Material for this exercise:
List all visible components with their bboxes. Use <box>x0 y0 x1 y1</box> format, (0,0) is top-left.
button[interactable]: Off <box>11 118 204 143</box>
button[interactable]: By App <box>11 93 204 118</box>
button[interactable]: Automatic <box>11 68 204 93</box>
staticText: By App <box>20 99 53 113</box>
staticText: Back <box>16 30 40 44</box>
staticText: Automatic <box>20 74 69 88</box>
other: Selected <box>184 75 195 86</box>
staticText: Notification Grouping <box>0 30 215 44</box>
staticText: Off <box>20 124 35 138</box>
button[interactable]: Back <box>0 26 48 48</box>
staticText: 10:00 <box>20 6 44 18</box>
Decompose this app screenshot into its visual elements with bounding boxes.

---

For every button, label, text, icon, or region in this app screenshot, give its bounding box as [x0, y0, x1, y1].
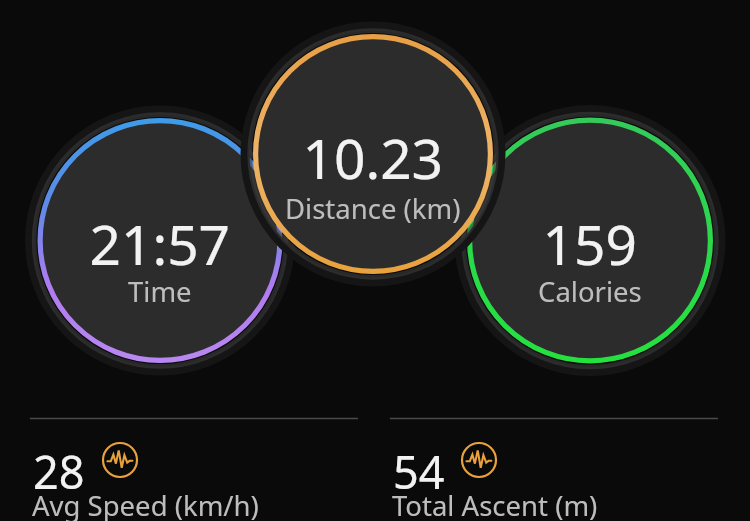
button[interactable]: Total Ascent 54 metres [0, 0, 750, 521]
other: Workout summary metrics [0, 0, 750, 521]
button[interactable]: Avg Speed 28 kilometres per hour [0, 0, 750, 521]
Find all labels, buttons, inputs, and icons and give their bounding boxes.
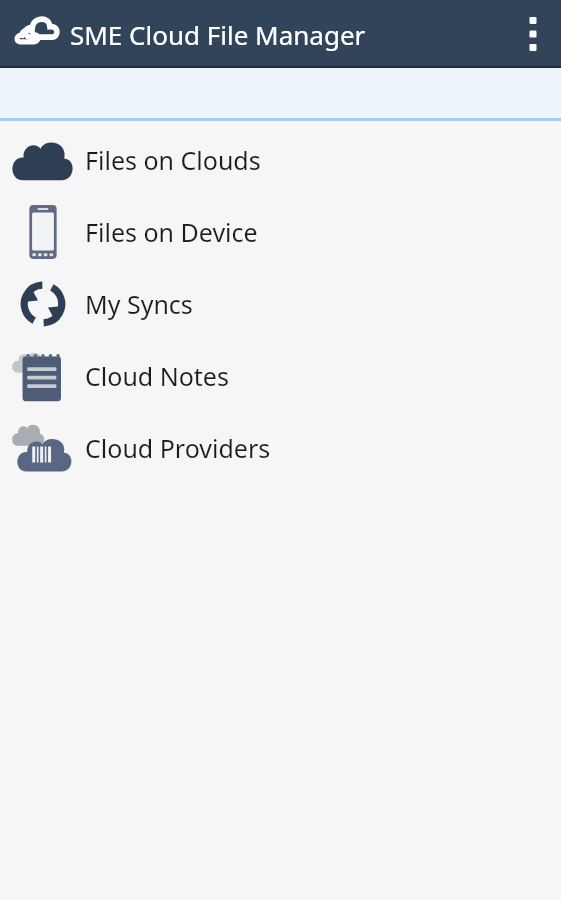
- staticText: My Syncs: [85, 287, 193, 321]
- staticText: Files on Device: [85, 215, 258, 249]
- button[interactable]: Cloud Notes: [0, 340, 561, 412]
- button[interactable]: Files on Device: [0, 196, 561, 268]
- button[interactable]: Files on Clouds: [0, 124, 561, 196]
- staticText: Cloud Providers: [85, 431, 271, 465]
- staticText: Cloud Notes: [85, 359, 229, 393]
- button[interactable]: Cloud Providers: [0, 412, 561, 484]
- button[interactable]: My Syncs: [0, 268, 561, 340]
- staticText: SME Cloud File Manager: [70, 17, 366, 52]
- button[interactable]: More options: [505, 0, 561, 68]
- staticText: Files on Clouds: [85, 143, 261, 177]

--

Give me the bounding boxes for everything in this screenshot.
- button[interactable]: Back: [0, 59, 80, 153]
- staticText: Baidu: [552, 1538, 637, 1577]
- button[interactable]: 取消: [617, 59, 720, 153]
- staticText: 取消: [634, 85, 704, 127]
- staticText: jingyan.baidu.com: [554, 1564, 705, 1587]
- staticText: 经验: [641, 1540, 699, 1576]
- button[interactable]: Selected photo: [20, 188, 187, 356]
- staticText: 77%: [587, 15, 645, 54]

What the exercise asks: Copy the records from the line with "List all visible" up to and including the line with "Decompose this app", swapping "bounding boxes" for "box coordinates" and leaving all else unchanged. Give only those lines.

The reply:
List all visible components with their bboxes. Use <box>x0 y0 x1 y1</box> format, (0,0) is top-left.
button[interactable]: Off <box>11 118 204 143</box>
button[interactable]: By App <box>11 93 204 118</box>
button[interactable]: Automatic <box>11 68 204 93</box>
staticText: By App <box>20 99 53 113</box>
staticText: Back <box>16 30 40 44</box>
staticText: Automatic <box>20 74 69 88</box>
other: Selected <box>184 75 195 86</box>
staticText: Notification Grouping <box>0 30 215 44</box>
staticText: Off <box>20 124 35 138</box>
button[interactable]: Back <box>0 26 48 48</box>
staticText: 10:00 <box>20 6 44 18</box>
Decompose this app screenshot into its visual elements with box coordinates.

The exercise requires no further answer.